» TASK BRIEF
Determine how many lines hold "page" and give only that number.

» DATASET RECORDS
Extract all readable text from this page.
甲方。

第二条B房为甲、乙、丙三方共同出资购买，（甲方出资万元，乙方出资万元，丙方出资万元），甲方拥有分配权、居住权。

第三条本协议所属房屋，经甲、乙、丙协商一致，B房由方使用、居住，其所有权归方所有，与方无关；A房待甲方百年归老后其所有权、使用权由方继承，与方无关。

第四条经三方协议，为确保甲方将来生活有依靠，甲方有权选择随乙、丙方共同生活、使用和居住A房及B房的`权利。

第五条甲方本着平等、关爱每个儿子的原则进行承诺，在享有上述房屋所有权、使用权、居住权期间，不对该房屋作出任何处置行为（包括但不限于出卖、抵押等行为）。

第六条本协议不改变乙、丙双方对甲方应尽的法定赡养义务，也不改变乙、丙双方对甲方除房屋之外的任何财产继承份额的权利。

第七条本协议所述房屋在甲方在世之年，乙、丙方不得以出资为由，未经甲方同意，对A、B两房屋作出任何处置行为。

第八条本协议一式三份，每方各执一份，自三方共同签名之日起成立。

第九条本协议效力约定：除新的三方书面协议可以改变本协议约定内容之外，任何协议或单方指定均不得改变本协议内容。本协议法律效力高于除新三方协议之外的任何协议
==
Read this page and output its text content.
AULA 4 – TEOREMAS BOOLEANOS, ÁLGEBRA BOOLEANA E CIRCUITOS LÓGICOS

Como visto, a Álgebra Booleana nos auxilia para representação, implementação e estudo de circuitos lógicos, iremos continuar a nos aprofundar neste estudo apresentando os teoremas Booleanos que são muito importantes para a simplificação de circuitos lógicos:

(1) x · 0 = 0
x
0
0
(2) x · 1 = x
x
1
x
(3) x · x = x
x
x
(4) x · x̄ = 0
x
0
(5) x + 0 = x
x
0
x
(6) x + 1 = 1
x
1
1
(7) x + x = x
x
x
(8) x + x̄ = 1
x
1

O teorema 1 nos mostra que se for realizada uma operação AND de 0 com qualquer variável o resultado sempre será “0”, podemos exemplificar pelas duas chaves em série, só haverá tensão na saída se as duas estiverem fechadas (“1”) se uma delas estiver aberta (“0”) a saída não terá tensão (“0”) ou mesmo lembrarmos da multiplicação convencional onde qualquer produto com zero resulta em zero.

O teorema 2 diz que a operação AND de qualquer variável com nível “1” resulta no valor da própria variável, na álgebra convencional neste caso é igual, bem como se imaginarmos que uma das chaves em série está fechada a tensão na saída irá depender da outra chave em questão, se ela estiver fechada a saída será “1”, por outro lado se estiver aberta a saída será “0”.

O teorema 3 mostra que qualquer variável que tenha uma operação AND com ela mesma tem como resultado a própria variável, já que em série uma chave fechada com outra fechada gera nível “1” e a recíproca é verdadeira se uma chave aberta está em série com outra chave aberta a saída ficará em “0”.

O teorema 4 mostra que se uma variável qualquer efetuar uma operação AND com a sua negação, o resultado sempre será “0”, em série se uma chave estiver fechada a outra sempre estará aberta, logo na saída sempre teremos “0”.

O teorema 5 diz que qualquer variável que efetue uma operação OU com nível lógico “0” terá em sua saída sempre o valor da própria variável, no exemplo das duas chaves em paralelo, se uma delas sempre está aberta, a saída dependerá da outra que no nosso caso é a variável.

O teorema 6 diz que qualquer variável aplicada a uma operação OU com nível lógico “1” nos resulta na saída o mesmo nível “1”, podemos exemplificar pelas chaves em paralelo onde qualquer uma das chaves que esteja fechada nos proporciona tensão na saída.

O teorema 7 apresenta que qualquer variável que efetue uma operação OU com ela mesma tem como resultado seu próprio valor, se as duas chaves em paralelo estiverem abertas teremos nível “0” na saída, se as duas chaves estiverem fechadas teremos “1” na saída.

» CORRECT RESPONSE
2